[Collected data]
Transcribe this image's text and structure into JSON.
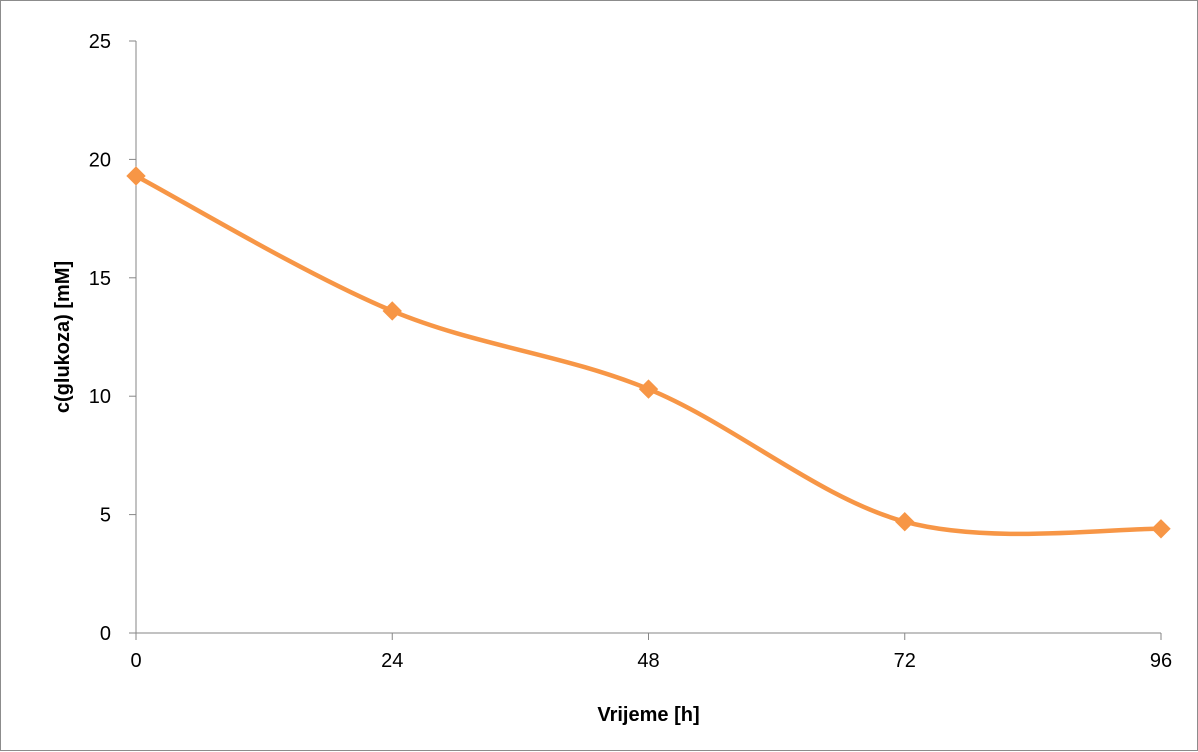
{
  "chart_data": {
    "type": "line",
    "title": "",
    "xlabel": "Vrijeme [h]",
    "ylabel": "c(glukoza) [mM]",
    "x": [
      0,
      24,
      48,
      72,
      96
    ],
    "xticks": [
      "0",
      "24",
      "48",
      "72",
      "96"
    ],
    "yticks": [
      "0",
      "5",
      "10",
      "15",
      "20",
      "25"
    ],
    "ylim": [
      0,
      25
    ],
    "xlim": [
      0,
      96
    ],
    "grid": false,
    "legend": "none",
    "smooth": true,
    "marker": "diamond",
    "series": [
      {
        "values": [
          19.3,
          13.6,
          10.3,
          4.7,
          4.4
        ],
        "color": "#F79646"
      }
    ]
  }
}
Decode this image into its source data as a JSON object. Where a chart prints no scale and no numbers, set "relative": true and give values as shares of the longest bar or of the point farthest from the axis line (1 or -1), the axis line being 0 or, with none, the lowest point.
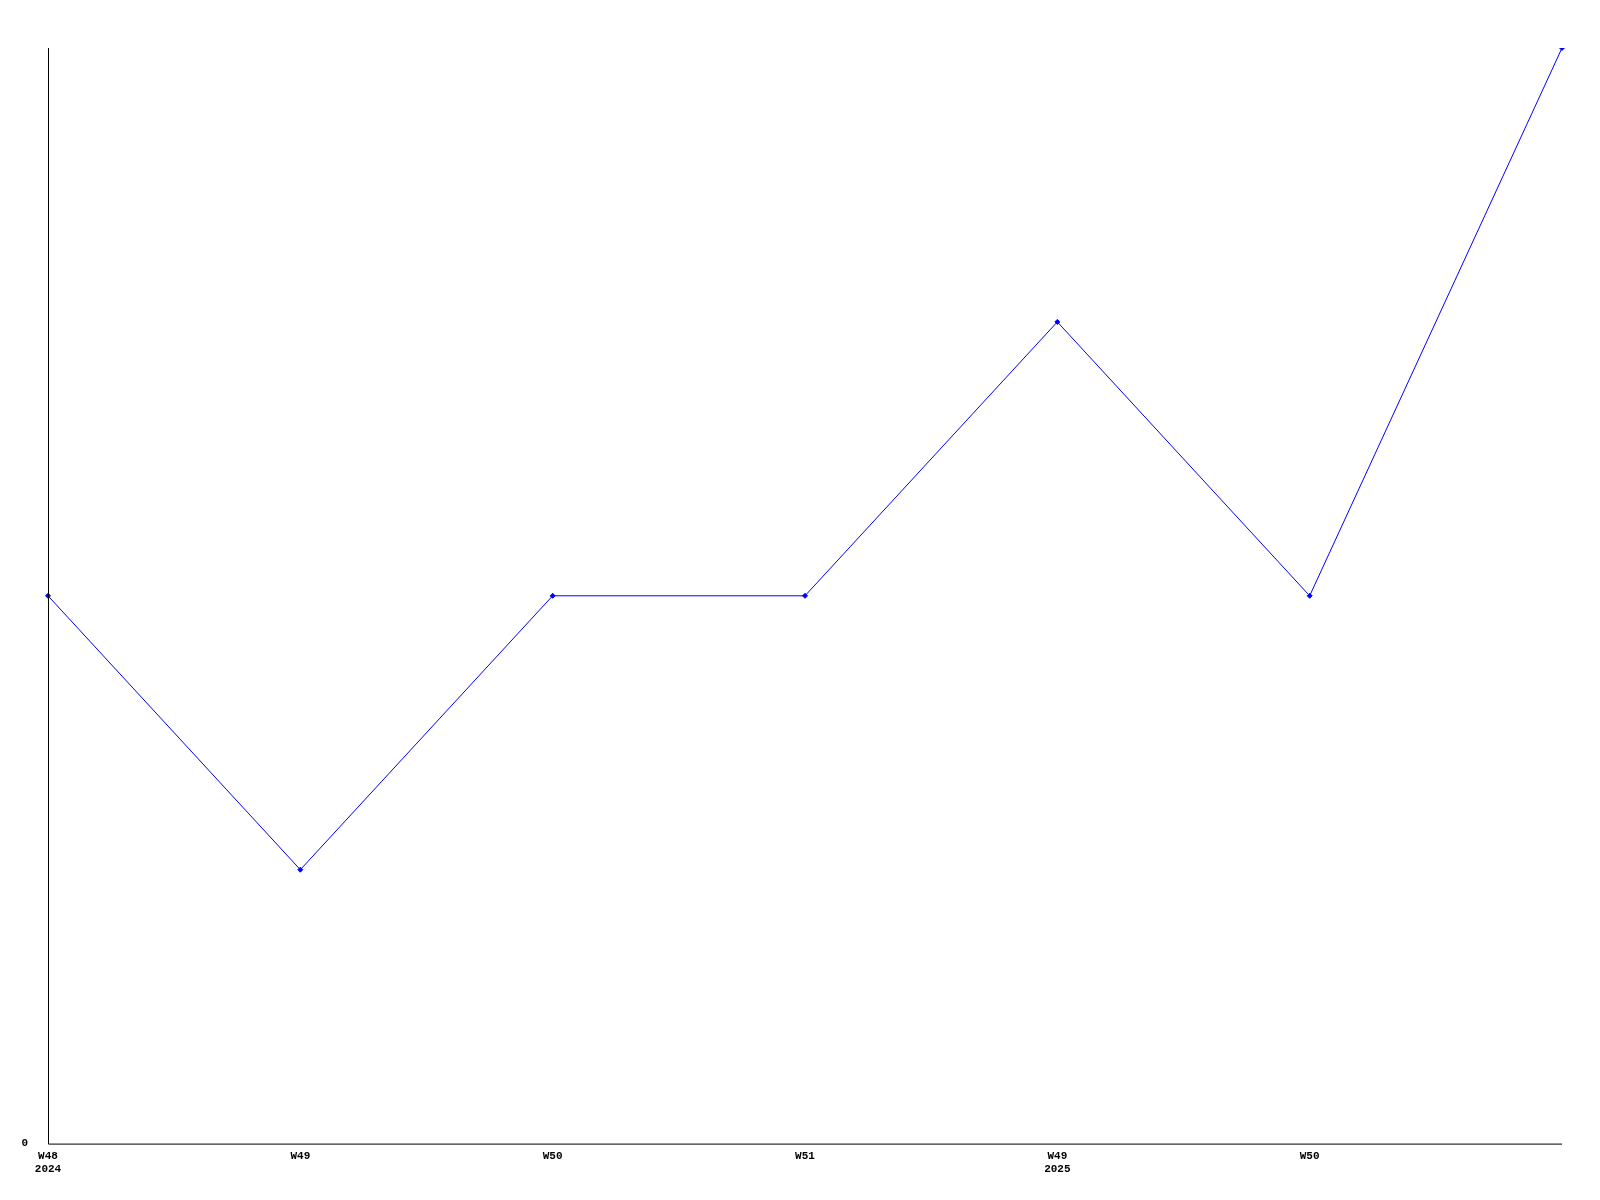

### Written problem:
Copy all of the entries verbatim, leaving out any pictures they contain.

### Exercise output:
Transcribe this image's text and structure into JSON.
{
  "chart_data": {
    "type": "line",
    "title": "",
    "xlabel": "Vrijeme [h]",
    "ylabel": "c(glukoza) [mM]",
    "x": [
      0,
      24,
      48,
      72,
      96
    ],
    "xticks": [
      "0",
      "24",
      "48",
      "72",
      "96"
    ],
    "yticks": [
      "0",
      "5",
      "10",
      "15",
      "20",
      "25"
    ],
    "ylim": [
      0,
      25
    ],
    "xlim": [
      0,
      96
    ],
    "grid": false,
    "legend": "none",
    "smooth": true,
    "marker": "diamond",
    "series": [
      {
        "values": [
          19.3,
          13.6,
          10.3,
          4.7,
          4.4
        ],
        "color": "#F79646"
      }
    ]
  }
}
Decode this image into its source data as a JSON object. Where a chart prints no scale and no numbers, set "relative": true and give values as shares of the longest bar or of the point farthest from the axis line (1 or -1), the axis line being 0 or, with none, the lowest point.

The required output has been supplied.